SOURCE MATERIAL:

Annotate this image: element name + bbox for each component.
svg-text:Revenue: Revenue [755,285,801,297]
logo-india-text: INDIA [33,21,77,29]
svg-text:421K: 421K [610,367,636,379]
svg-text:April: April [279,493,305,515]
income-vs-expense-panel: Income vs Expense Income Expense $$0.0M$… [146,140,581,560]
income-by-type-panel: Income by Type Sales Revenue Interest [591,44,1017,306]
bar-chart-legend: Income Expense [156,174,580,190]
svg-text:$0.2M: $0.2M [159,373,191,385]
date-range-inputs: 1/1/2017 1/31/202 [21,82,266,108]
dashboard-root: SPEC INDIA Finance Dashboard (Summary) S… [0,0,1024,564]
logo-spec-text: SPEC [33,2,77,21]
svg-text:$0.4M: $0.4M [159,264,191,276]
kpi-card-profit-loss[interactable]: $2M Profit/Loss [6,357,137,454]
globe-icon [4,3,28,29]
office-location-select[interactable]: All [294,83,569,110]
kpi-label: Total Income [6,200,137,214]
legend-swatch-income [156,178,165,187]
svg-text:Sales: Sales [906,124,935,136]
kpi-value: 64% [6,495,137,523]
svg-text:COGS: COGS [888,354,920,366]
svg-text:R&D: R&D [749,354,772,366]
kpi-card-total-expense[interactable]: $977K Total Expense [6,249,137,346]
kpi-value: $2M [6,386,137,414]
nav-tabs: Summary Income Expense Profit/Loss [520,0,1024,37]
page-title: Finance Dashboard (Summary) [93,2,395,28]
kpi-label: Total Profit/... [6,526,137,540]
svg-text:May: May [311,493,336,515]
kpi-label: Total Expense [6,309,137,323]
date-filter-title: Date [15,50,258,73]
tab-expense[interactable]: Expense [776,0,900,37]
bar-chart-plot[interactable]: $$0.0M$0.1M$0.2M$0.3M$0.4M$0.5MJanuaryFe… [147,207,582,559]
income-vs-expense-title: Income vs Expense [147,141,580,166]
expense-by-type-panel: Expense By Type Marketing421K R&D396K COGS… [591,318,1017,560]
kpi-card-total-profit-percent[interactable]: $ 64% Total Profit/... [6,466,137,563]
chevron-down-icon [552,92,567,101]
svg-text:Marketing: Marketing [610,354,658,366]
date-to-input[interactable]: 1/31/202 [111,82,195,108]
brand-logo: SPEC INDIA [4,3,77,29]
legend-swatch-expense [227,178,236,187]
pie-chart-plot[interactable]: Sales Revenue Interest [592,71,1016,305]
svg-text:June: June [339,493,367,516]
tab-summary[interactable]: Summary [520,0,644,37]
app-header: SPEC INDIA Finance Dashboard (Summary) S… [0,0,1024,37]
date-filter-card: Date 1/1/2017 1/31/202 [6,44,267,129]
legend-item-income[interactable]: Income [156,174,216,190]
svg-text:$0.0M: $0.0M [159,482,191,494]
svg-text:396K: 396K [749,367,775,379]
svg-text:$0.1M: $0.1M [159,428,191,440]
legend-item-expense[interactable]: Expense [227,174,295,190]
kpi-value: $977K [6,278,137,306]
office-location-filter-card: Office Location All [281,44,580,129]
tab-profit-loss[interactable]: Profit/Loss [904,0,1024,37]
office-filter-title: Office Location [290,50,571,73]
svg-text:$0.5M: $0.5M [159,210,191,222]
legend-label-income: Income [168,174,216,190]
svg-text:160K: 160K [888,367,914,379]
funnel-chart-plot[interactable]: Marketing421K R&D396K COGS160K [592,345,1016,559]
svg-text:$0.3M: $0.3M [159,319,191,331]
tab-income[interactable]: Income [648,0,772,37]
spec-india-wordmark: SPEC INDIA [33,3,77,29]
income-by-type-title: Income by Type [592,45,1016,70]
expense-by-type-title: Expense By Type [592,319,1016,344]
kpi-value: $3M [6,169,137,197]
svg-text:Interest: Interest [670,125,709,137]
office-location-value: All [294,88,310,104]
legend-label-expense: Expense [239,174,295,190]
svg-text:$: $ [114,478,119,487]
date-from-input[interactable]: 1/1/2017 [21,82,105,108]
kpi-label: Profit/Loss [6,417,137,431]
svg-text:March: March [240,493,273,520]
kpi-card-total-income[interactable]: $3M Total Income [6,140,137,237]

TASK PROMPT:
Reproduce the material character for character, from its first line up to and including the line with "date-filter-title: Date [15,50,258,73]".

SOLUTION FOR THIS PROBLEM:
Annotate this image: element name + bbox for each component.
svg-text:Revenue: Revenue [755,285,801,297]
logo-india-text: INDIA [33,21,77,29]
svg-text:421K: 421K [610,367,636,379]
svg-text:April: April [279,493,305,515]
income-vs-expense-panel: Income vs Expense Income Expense $$0.0M$… [146,140,581,560]
income-by-type-panel: Income by Type Sales Revenue Interest [591,44,1017,306]
bar-chart-legend: Income Expense [156,174,580,190]
svg-text:$0.2M: $0.2M [159,373,191,385]
date-range-inputs: 1/1/2017 1/31/202 [21,82,266,108]
dashboard-root: SPEC INDIA Finance Dashboard (Summary) S… [0,0,1024,564]
logo-spec-text: SPEC [33,2,77,21]
svg-text:$0.4M: $0.4M [159,264,191,276]
kpi-card-profit-loss[interactable]: $2M Profit/Loss [6,357,137,454]
globe-icon [4,3,28,29]
office-location-select[interactable]: All [294,83,569,110]
kpi-label: Total Income [6,200,137,214]
legend-swatch-income [156,178,165,187]
svg-text:Sales: Sales [906,124,935,136]
kpi-value: 64% [6,495,137,523]
svg-text:COGS: COGS [888,354,920,366]
svg-text:R&D: R&D [749,354,772,366]
kpi-card-total-expense[interactable]: $977K Total Expense [6,249,137,346]
kpi-value: $2M [6,386,137,414]
nav-tabs: Summary Income Expense Profit/Loss [520,0,1024,37]
page-title: Finance Dashboard (Summary) [93,2,395,28]
kpi-label: Total Profit/... [6,526,137,540]
svg-text:May: May [311,493,336,515]
kpi-label: Total Expense [6,309,137,323]
date-filter-title: Date [15,50,258,73]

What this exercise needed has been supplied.